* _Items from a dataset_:
..........

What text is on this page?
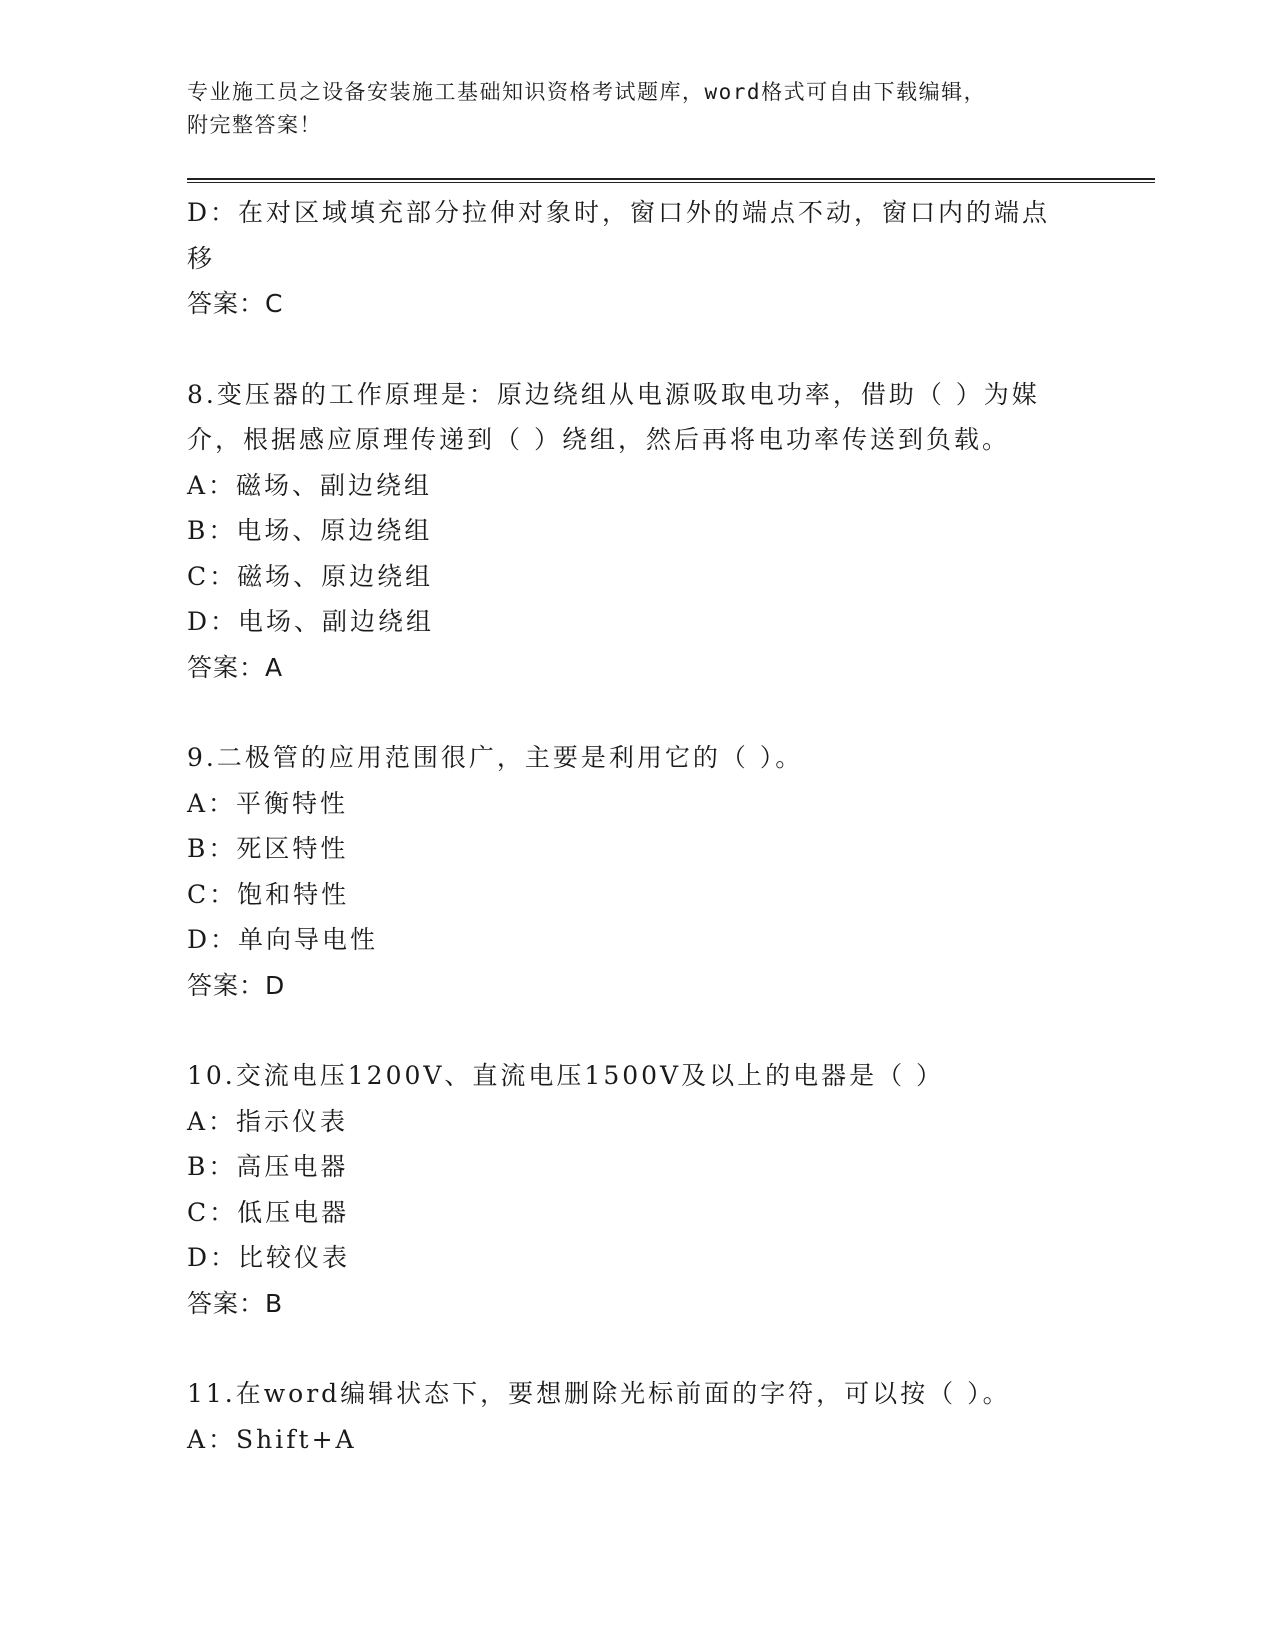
专业施工员之设备安装施工基础知识资格考试题库，word格式可自由下载编辑，
附完整答案！
D：在对区域填充部分拉伸对象时，窗口外的端点不动，窗口内的端点
移
答案：C
8.变压器的工作原理是：原边绕组从电源吸取电功率，借助（ ）为媒
介，根据感应原理传递到（ ）绕组，然后再将电功率传送到负载。
A：磁场、副边绕组
B：电场、原边绕组
C：磁场、原边绕组
D：电场、副边绕组
答案：A
9.二极管的应用范围很广，主要是利用它的（ ）。
A：平衡特性
B：死区特性
C：饱和特性
D：单向导电性
答案：D
10.交流电压1200V、直流电压1500V及以上的电器是（ ）
A：指示仪表
B：高压电器
C：低压电器
D：比较仪表
答案：B
11.在word编辑状态下，要想删除光标前面的字符，可以按（ ）。
A：Shift+A
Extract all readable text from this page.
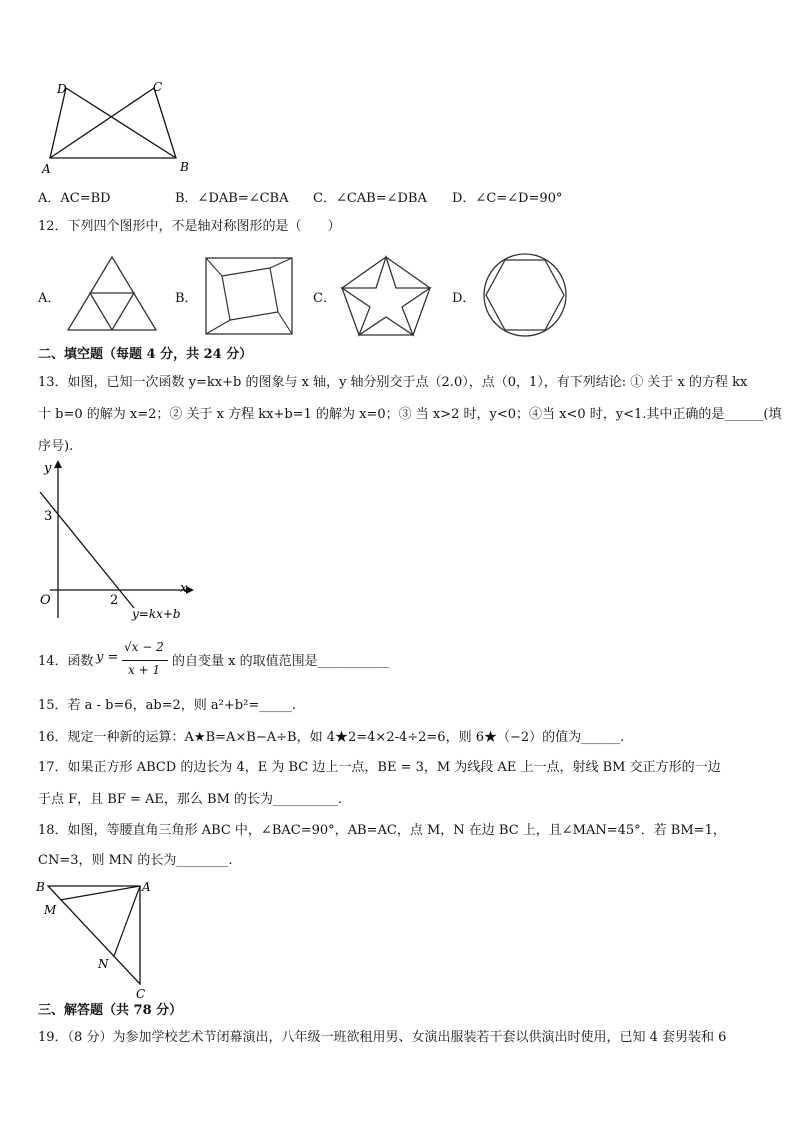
D	C
A	B
A．AC=BD	B．∠DAB=∠CBA C．∠CAB=∠DBA D．∠C=∠D=90°
12．下列四个图形中，不是轴对称图形的是（　　）
A．	B．	C．	D．
二、填空题（每题 4 分，共 24 分）
13．如图，已知一次函数 y=kx+b 的图象与 x 轴，y 轴分别交于点（2.0），点（0，1），有下列结论: ① 关于 x 的方程 kx
十 b=0 的解为 x=2；② 关于 x 方程 kx+b=1 的解为 x=0；③ 当 x>2 时，y<0；④当 x<0 时，y<1.其中正确的是______(填
序号).
y
x
O
3
2
y=kx+b
14．函数 y =
√x − 2
x + 1
的自变量 x 的取值范围是___________
15．若 a - b=6，ab=2，则 a²+b²=_____.
16．规定一种新的运算：A★B=A×B−A÷B，如 4★2=4×2-4÷2=6，则 6★（−2）的值为______.
17．如果正方形 ABCD 的边长为 4，E 为 BC 边上一点，BE = 3，M 为线段 AE 上一点，射线 BM 交正方形的一边
于点 F，且 BF = AE，那么 BM 的长为__________.
18．如图，等腰直角三角形 ABC 中，∠BAC=90°，AB=AC，点 M，N 在边 BC 上，且∠MAN=45°．若 BM=1，
CN=3，则 MN 的长为________.
B	A
M
N
C
三、解答题（共 78 分）
19．（8 分）为参加学校艺术节闭幕演出，八年级一班欲租用男、女演出服装若干套以供演出时使用，已知 4 套男装和 6
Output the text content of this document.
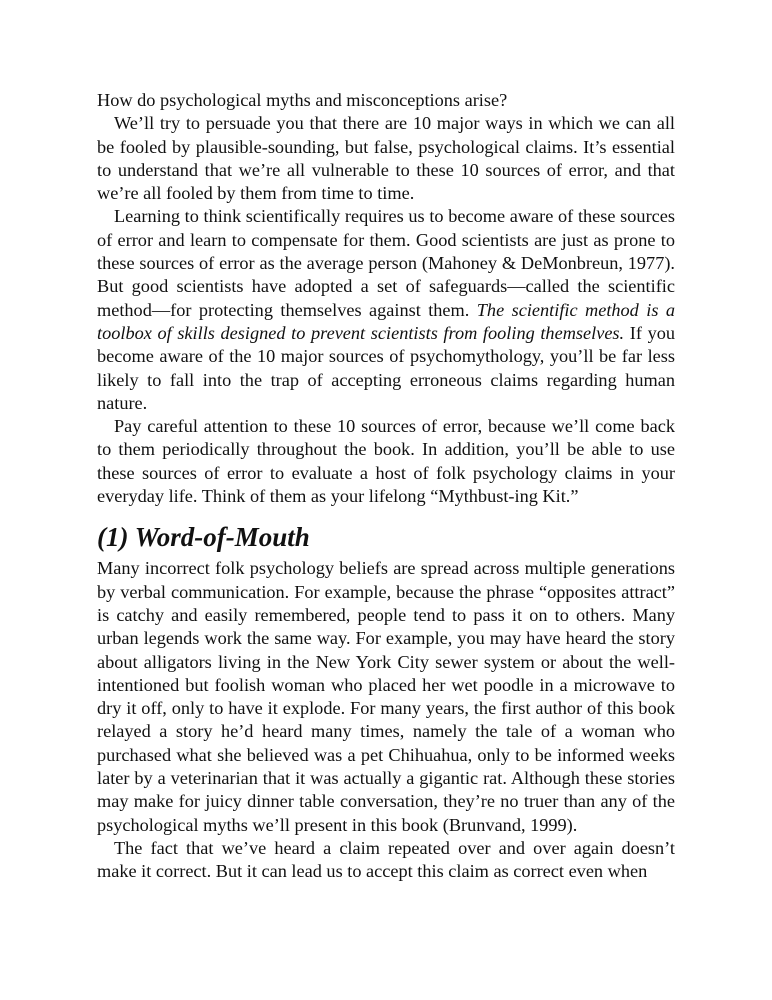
How do psychological myths and misconceptions arise?

We’ll try to persuade you that there are 10 major ways in which we can all be fooled by plausible-sounding, but false, psychological claims. It’s essential to understand that we’re all vulnerable to these 10 sources of error, and that we’re all fooled by them from time to time.

Learning to think scientifically requires us to become aware of these sources of error and learn to compensate for them. Good scientists are just as prone to these sources of error as the average person (Mahoney & DeMonbreun, 1977). But good scientists have adopted a set of safeguards—called the scientific method—for protecting themselves against them. The scientific method is a toolbox of skills designed to prevent scientists from fooling themselves. If you become aware of the 10 major sources of psychomythology, you’ll be far less likely to fall into the trap of accepting erroneous claims regarding human nature.

Pay careful attention to these 10 sources of error, because we’ll come back to them periodically throughout the book. In addition, you’ll be able to use these sources of error to evaluate a host of folk psychology claims in your everyday life. Think of them as your lifelong “Mythbust-ing Kit.”

(1) Word-of-Mouth

Many incorrect folk psychology beliefs are spread across multiple generations by verbal communication. For example, because the phrase “opposites attract” is catchy and easily remembered, people tend to pass it on to others. Many urban legends work the same way. For example, you may have heard the story about alligators living in the New York City sewer system or about the well-intentioned but foolish woman who placed her wet poodle in a microwave to dry it off, only to have it explode. For many years, the first author of this book relayed a story he’d heard many times, namely the tale of a woman who purchased what she believed was a pet Chihuahua, only to be informed weeks later by a veterinarian that it was actually a gigantic rat. Although these stories may make for juicy dinner table conversation, they’re no truer than any of the psychological myths we’ll present in this book (Brunvand, 1999).

The fact that we’ve heard a claim repeated over and over again doesn’t make it correct. But it can lead us to accept this claim as correct even when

..........

List the lines that contain the word "text".

What text is on this page?
Extract all readable text from this page.
Output the text content of this document.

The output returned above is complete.